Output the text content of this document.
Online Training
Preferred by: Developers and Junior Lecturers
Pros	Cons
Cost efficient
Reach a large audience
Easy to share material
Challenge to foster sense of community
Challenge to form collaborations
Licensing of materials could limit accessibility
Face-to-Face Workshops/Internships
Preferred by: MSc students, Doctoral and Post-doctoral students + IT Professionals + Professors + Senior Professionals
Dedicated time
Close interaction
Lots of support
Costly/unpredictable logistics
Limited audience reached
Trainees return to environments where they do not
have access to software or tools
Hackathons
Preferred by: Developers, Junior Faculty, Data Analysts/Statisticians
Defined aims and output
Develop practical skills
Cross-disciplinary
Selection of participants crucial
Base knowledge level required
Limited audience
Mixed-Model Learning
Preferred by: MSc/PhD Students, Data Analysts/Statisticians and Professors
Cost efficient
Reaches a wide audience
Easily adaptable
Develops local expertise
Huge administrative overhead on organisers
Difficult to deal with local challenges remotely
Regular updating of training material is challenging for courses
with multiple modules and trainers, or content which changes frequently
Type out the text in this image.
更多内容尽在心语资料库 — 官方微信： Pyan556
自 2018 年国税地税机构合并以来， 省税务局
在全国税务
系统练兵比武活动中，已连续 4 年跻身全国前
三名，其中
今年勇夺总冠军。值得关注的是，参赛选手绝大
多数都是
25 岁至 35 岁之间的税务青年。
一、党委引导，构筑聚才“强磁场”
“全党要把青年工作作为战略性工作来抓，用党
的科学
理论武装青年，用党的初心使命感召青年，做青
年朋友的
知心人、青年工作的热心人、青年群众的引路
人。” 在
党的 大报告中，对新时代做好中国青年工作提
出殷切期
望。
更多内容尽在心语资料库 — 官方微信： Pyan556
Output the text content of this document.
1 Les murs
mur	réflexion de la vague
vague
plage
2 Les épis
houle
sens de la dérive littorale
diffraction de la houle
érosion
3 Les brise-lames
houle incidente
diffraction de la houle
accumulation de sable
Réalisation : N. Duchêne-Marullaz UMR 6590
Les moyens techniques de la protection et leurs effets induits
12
┄┄┄┄┄┄
> PROMPT
Repeat the listing exactly, from its first line to its last.

> TASK SOLUTION
Output the text content of this document.
Online Training
Preferred by: Developers and Junior Lecturers
Pros	Cons
Cost efficient
Reach a large audience
Easy to share material
Challenge to foster sense of community
Challenge to form collaborations
Licensing of materials could limit accessibility
Face-to-Face Workshops/Internships
Preferred by: MSc students, Doctoral and Post-doctoral students + IT Professionals + Professors + Senior Professionals
Dedicated time
Close interaction
Lots of support
Costly/unpredictable logistics
Limited audience reached
Trainees return to environments where they do not
have access to software or tools
Hackathons
Preferred by: Developers, Junior Faculty, Data Analysts/Statisticians
Defined aims and output
Develop practical skills
Cross-disciplinary
Selection of participants crucial
Base knowledge level required
Limited audience
Mixed-Model Learning
Preferred by: MSc/PhD Students, Data Analysts/Statisticians and Professors
Cost efficient
Reaches a wide audience
Easily adaptable
Develops local expertise
Huge administrative overhead on organisers
Difficult to deal with local challenges remotely
Regular updating of training material is challenging for courses
with multiple modules and trainers, or content which changes frequently
Type out the text in this image.
更多内容尽在心语资料库 — 官方微信： Pyan556
自 2018 年国税地税机构合并以来， 省税务局
在全国税务
系统练兵比武活动中，已连续 4 年跻身全国前
三名，其中
今年勇夺总冠军。值得关注的是，参赛选手绝大
多数都是
25 岁至 35 岁之间的税务青年。
一、党委引导，构筑聚才“强磁场”
“全党要把青年工作作为战略性工作来抓，用党
的科学
理论武装青年，用党的初心使命感召青年，做青
年朋友的
知心人、青年工作的热心人、青年群众的引路
人。” 在
党的 大报告中，对新时代做好中国青年工作提
出殷切期
望。
更多内容尽在心语资料库 — 官方微信： Pyan556
Output the text content of this document.
1 Les murs
mur	réflexion de la vague
vague
plage
2 Les épis
houle
sens de la dérive littorale
diffraction de la houle
érosion
3 Les brise-lames
houle incidente
diffraction de la houle
accumulation de sable
Réalisation : N. Duchêne-Marullaz UMR 6590
Les moyens techniques de la protection et leurs effets induits
12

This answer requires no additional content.